> _Task material_
◆ ◆ ◆ ◆ ◆

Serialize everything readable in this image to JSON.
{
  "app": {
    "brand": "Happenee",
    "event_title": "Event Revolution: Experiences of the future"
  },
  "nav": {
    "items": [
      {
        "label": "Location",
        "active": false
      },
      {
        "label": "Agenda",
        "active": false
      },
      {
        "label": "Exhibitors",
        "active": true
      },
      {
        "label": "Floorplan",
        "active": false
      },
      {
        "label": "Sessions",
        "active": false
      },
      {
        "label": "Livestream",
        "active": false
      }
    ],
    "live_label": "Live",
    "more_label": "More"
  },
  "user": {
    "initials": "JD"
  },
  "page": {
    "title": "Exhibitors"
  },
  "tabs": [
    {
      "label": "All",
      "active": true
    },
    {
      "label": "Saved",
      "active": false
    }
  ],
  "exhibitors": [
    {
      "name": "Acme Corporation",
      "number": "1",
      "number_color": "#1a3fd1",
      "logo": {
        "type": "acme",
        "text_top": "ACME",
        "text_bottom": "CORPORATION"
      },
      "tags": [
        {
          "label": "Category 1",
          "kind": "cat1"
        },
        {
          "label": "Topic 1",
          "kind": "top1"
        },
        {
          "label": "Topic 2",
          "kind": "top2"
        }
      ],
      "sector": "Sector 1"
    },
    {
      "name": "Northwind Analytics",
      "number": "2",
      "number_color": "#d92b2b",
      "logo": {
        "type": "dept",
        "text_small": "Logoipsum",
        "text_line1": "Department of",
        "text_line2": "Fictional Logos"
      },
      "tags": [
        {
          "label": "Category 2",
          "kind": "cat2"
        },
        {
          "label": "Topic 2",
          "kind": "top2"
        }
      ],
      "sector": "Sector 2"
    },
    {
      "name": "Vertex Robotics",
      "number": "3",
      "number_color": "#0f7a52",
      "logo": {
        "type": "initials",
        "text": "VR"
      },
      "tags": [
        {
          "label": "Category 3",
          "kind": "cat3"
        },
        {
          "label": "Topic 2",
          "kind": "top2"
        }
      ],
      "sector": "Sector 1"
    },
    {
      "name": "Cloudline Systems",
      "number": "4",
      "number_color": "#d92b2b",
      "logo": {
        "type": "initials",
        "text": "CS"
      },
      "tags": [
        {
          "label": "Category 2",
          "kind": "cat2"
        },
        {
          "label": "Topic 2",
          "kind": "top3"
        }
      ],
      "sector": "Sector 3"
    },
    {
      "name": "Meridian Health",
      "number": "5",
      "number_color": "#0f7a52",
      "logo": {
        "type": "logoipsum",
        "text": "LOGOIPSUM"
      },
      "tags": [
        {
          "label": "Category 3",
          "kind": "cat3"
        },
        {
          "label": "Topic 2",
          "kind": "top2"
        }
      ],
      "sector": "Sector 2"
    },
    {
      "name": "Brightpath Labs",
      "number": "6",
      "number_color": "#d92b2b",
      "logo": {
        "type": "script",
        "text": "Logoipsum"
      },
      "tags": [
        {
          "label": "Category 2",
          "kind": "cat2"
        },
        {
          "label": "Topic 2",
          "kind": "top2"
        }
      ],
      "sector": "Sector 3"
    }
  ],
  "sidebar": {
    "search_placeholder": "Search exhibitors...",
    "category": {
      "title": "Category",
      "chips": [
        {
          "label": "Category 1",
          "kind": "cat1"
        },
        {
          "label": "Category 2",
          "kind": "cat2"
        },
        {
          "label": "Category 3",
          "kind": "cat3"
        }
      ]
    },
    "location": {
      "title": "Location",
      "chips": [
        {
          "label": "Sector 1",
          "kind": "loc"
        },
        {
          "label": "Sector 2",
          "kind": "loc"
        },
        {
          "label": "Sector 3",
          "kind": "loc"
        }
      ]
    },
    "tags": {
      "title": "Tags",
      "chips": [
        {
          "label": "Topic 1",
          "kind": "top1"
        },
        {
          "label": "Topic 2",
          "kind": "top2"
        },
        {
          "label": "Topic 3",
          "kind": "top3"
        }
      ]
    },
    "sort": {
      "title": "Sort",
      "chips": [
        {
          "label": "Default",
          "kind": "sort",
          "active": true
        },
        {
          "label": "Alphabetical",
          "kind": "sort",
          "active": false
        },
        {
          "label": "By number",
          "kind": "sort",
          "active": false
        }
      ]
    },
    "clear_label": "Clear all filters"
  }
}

◆ ◆ ◆ ◆ ◆

> _What the task asks_
Make an exact copy of all the data.

> _Exercise response_
Serialize everything readable in this image to JSON.
{
  "app": {
    "brand": "Happenee",
    "event_title": "Event Revolution: Experiences of the future"
  },
  "nav": {
    "items": [
      {
        "label": "Location",
        "active": false
      },
      {
        "label": "Agenda",
        "active": false
      },
      {
        "label": "Exhibitors",
        "active": true
      },
      {
        "label": "Floorplan",
        "active": false
      },
      {
        "label": "Sessions",
        "active": false
      },
      {
        "label": "Livestream",
        "active": false
      }
    ],
    "live_label": "Live",
    "more_label": "More"
  },
  "user": {
    "initials": "JD"
  },
  "page": {
    "title": "Exhibitors"
  },
  "tabs": [
    {
      "label": "All",
      "active": true
    },
    {
      "label": "Saved",
      "active": false
    }
  ],
  "exhibitors": [
    {
      "name": "Acme Corporation",
      "number": "1",
      "number_color": "#1a3fd1",
      "logo": {
        "type": "acme",
        "text_top": "ACME",
        "text_bottom": "CORPORATION"
      },
      "tags": [
        {
          "label": "Category 1",
          "kind": "cat1"
        },
        {
          "label": "Topic 1",
          "kind": "top1"
        },
        {
          "label": "Topic 2",
          "kind": "top2"
        }
      ],
      "sector": "Sector 1"
    },
    {
      "name": "Northwind Analytics",
      "number": "2",
      "number_color": "#d92b2b",
      "logo": {
        "type": "dept",
        "text_small": "Logoipsum",
        "text_line1": "Department of",
        "text_line2": "Fictional Logos"
      },
      "tags": [
        {
          "label": "Category 2",
          "kind": "cat2"
        },
        {
          "label": "Topic 2",
          "kind": "top2"
        }
      ],
      "sector": "Sector 2"
    },
    {
      "name": "Vertex Robotics",
      "number": "3",
      "number_color": "#0f7a52",
      "logo": {
        "type": "initials",
        "text": "VR"
      },
      "tags": [
        {
          "label": "Category 3",
          "kind": "cat3"
        },
        {
          "label": "Topic 2",
          "kind": "top2"
        }
      ],
      "sector": "Sector 1"
    },
    {
      "name": "Cloudline Systems",
      "number": "4",
      "number_color": "#d92b2b",
      "logo": {
        "type": "initials",
        "text": "CS"
      },
      "tags": [
        {
          "label": "Category 2",
          "kind": "cat2"
        },
        {
          "label": "Topic 2",
          "kind": "top3"
        }
      ],
      "sector": "Sector 3"
    },
    {
      "name": "Meridian Health",
      "number": "5",
      "number_color": "#0f7a52",
      "logo": {
        "type": "logoipsum",
        "text": "LOGOIPSUM"
      },
      "tags": [
        {
          "label": "Category 3",
          "kind": "cat3"
        },
        {
          "label": "Topic 2",
          "kind": "top2"
        }
      ],
      "sector": "Sector 2"
    },
    {
      "name": "Brightpath Labs",
      "number": "6",
      "number_color": "#d92b2b",
      "logo": {
        "type": "script",
        "text": "Logoipsum"
      },
      "tags": [
        {
          "label": "Category 2",
          "kind": "cat2"
        },
        {
          "label": "Topic 2",
          "kind": "top2"
        }
      ],
      "sector": "Sector 3"
    }
  ],
  "sidebar": {
    "search_placeholder": "Search exhibitors...",
    "category": {
      "title": "Category",
      "chips": [
        {
          "label": "Category 1",
          "kind": "cat1"
        },
        {
          "label": "Category 2",
          "kind": "cat2"
        },
        {
          "label": "Category 3",
          "kind": "cat3"
        }
      ]
    },
    "location": {
      "title": "Location",
      "chips": [
        {
          "label": "Sector 1",
          "kind": "loc"
        },
        {
          "label": "Sector 2",
          "kind": "loc"
        },
        {
          "label": "Sector 3",
          "kind": "loc"
        }
      ]
    },
    "tags": {
      "title": "Tags",
      "chips": [
        {
          "label": "Topic 1",
          "kind": "top1"
        },
        {
          "label": "Topic 2",
          "kind": "top2"
        },
        {
          "label": "Topic 3",
          "kind": "top3"
        }
      ]
    },
    "sort": {
      "title": "Sort",
      "chips": [
        {
          "label": "Default",
          "kind": "sort",
          "active": true
        },
        {
          "label": "Alphabetical",
          "kind": "sort",
          "active": false
        },
        {
          "label": "By number",
          "kind": "sort",
          "active": false
        }
      ]
    },
    "clear_label": "Clear all filters"
  }
}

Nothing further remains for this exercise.